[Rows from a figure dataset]
-- begin --
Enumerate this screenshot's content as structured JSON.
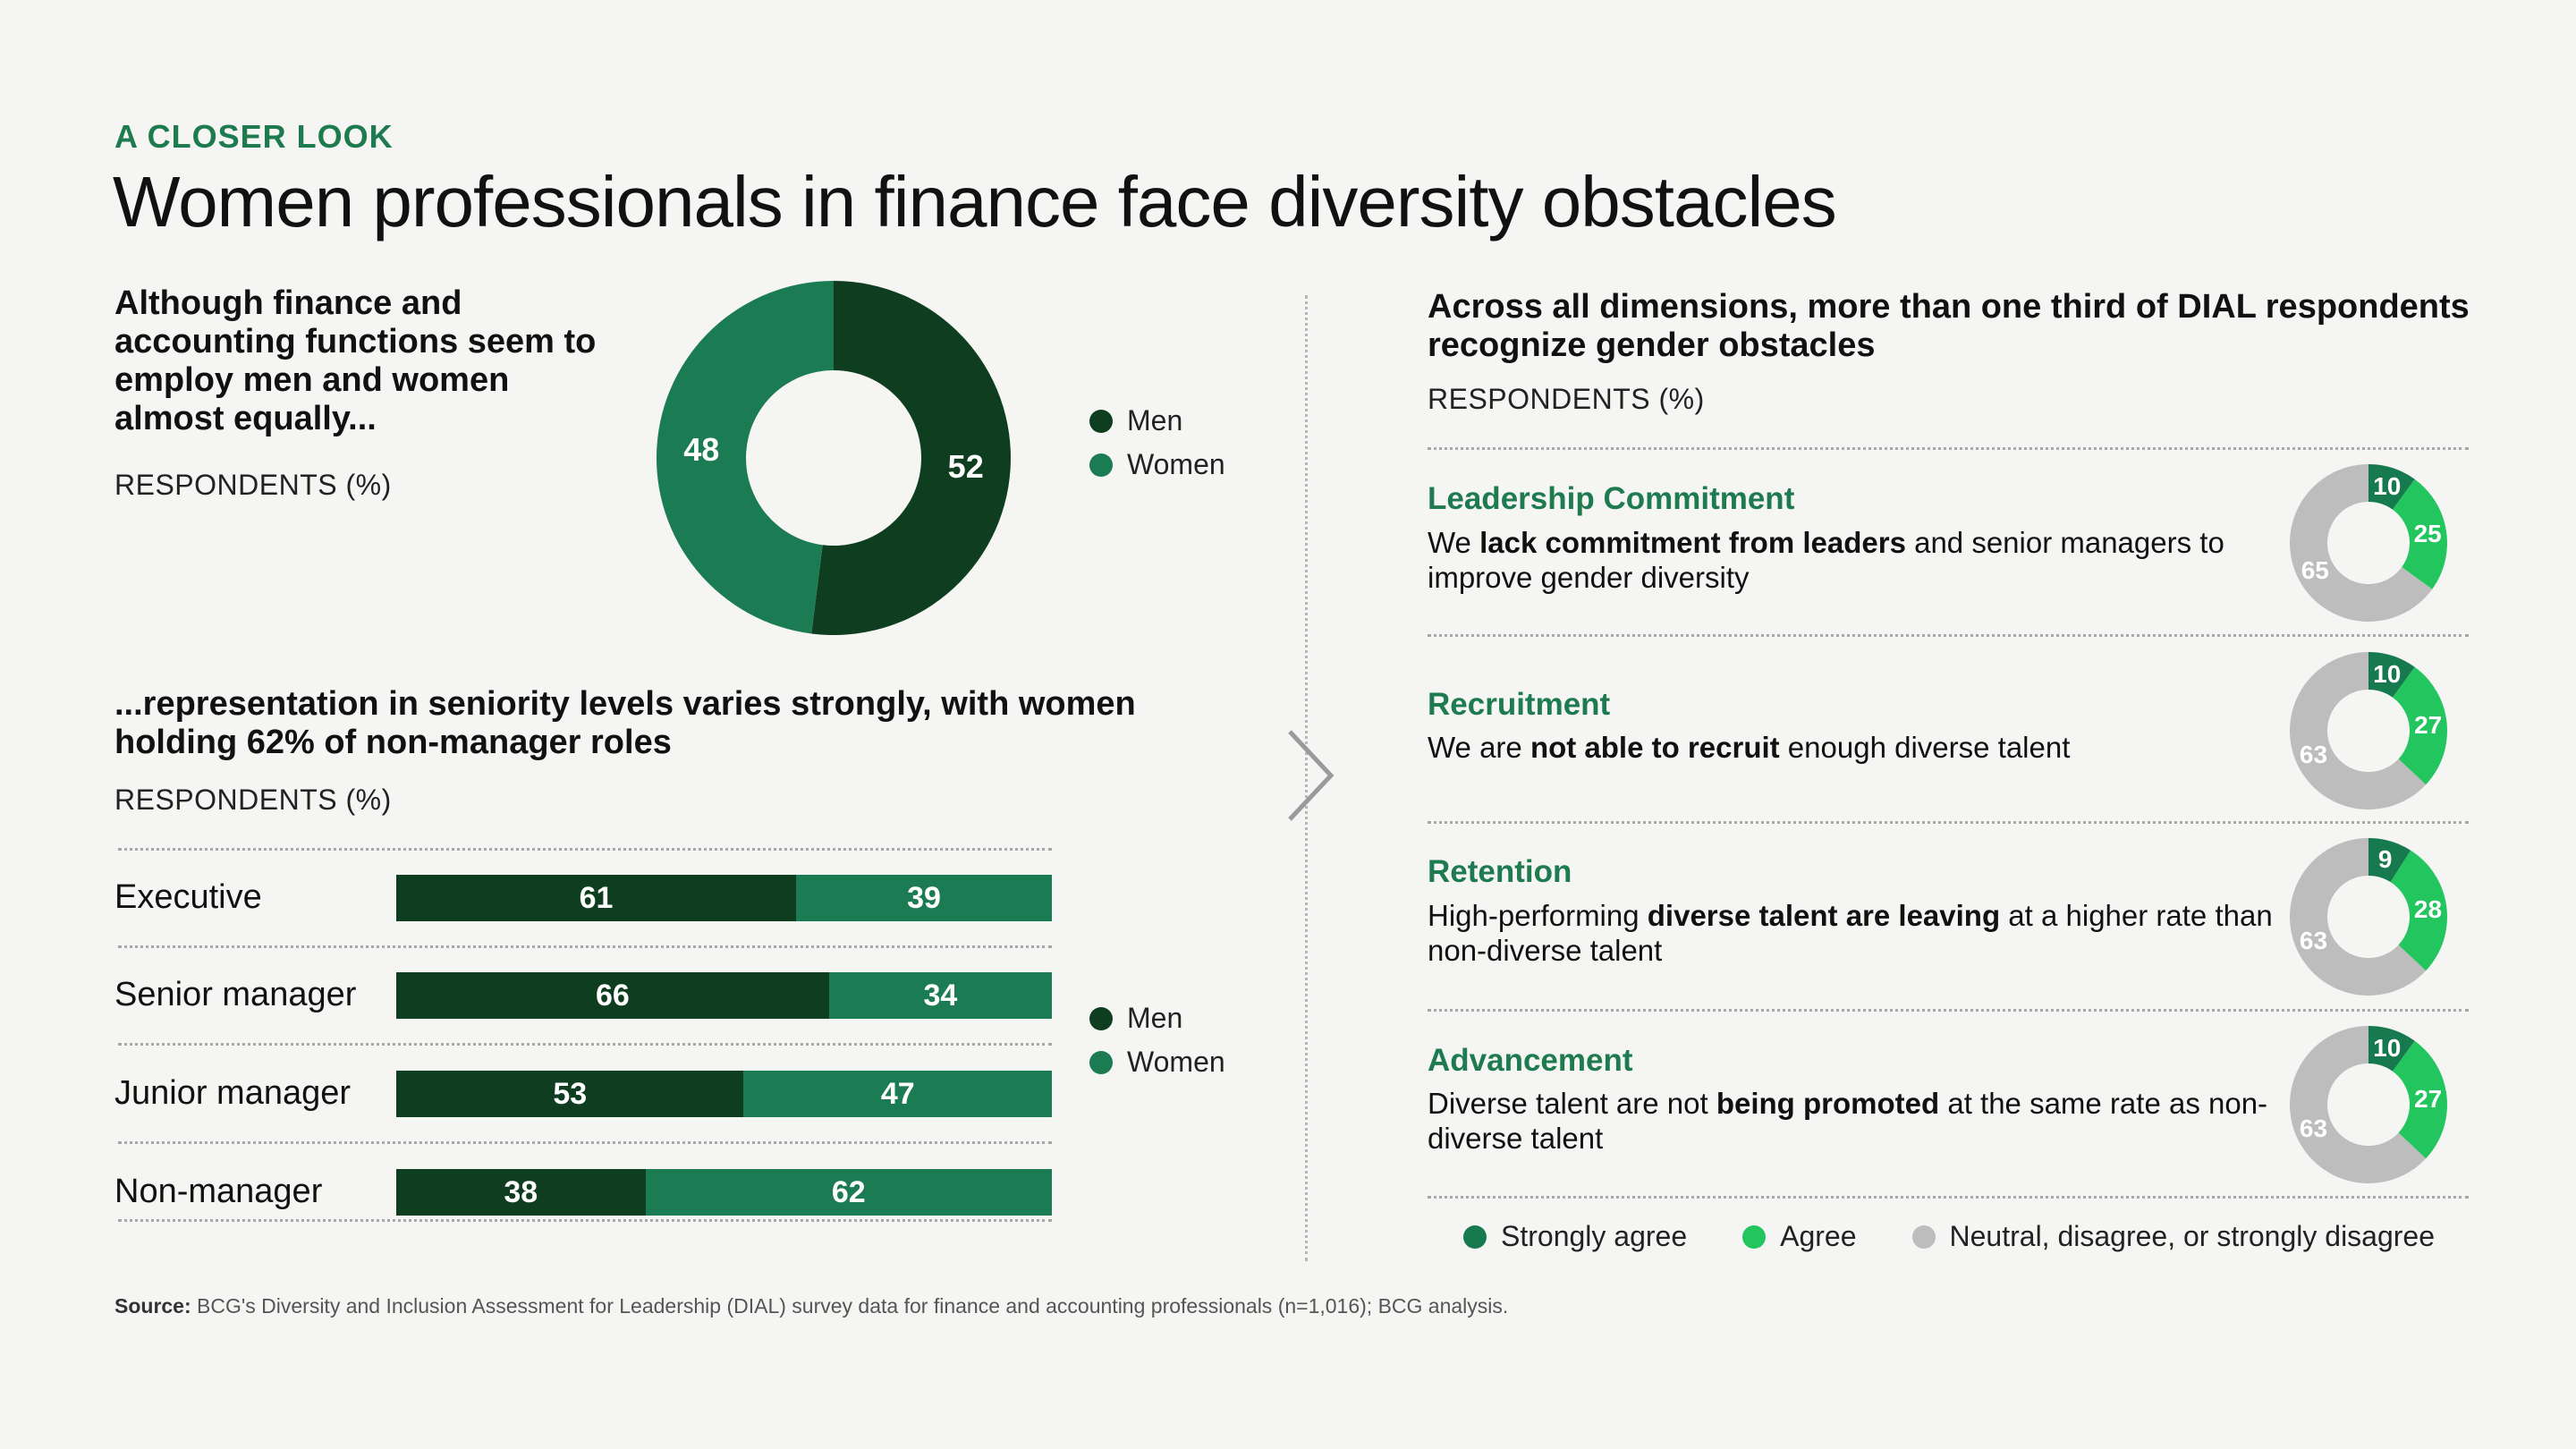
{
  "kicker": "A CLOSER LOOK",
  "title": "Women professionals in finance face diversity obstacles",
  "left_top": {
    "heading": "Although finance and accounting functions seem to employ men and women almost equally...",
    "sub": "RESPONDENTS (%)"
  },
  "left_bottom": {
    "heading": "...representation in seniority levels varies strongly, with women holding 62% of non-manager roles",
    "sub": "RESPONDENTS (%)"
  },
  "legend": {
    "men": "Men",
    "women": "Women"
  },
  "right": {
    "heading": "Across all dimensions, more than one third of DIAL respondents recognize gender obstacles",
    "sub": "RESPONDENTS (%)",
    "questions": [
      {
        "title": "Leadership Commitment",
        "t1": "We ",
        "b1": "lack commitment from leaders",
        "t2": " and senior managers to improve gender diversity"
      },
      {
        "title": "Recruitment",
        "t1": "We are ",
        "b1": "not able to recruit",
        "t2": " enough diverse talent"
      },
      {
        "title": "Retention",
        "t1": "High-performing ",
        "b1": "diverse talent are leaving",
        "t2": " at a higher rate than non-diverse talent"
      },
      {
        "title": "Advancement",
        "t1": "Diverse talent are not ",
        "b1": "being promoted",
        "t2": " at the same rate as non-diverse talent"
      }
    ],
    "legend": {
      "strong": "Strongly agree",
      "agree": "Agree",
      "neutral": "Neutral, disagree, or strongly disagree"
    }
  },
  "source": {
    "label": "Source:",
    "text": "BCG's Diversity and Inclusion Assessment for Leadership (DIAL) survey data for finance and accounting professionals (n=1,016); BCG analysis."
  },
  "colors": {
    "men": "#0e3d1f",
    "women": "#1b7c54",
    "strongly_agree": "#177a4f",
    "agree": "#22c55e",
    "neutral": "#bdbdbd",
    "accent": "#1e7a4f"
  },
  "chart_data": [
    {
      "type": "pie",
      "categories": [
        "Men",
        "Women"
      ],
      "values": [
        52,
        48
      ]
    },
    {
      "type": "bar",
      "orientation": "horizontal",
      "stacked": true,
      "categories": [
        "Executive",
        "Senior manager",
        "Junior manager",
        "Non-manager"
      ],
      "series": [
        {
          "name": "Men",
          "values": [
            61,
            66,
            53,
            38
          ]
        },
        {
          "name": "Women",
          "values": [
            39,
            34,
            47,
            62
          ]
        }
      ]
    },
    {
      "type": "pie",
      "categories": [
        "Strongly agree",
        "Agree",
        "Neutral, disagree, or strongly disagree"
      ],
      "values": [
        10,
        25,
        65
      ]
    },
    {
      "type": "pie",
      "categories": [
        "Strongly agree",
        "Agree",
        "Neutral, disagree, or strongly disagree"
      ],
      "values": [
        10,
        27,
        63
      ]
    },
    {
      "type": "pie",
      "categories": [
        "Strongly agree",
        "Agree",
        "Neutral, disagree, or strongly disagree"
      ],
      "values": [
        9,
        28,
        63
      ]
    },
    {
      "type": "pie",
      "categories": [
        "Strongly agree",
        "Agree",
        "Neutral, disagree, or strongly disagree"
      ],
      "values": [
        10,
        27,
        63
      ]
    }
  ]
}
-- end --
## GIVEN PROBLEM
Single out each line of the records above with the string "title" in it, and copy it.

## FINAL RESULT
  "title": "Women professionals in finance face diversity obstacles",
        "title": "Leadership Commitment",
        "title": "Recruitment",
        "title": "Retention",
        "title": "Advancement",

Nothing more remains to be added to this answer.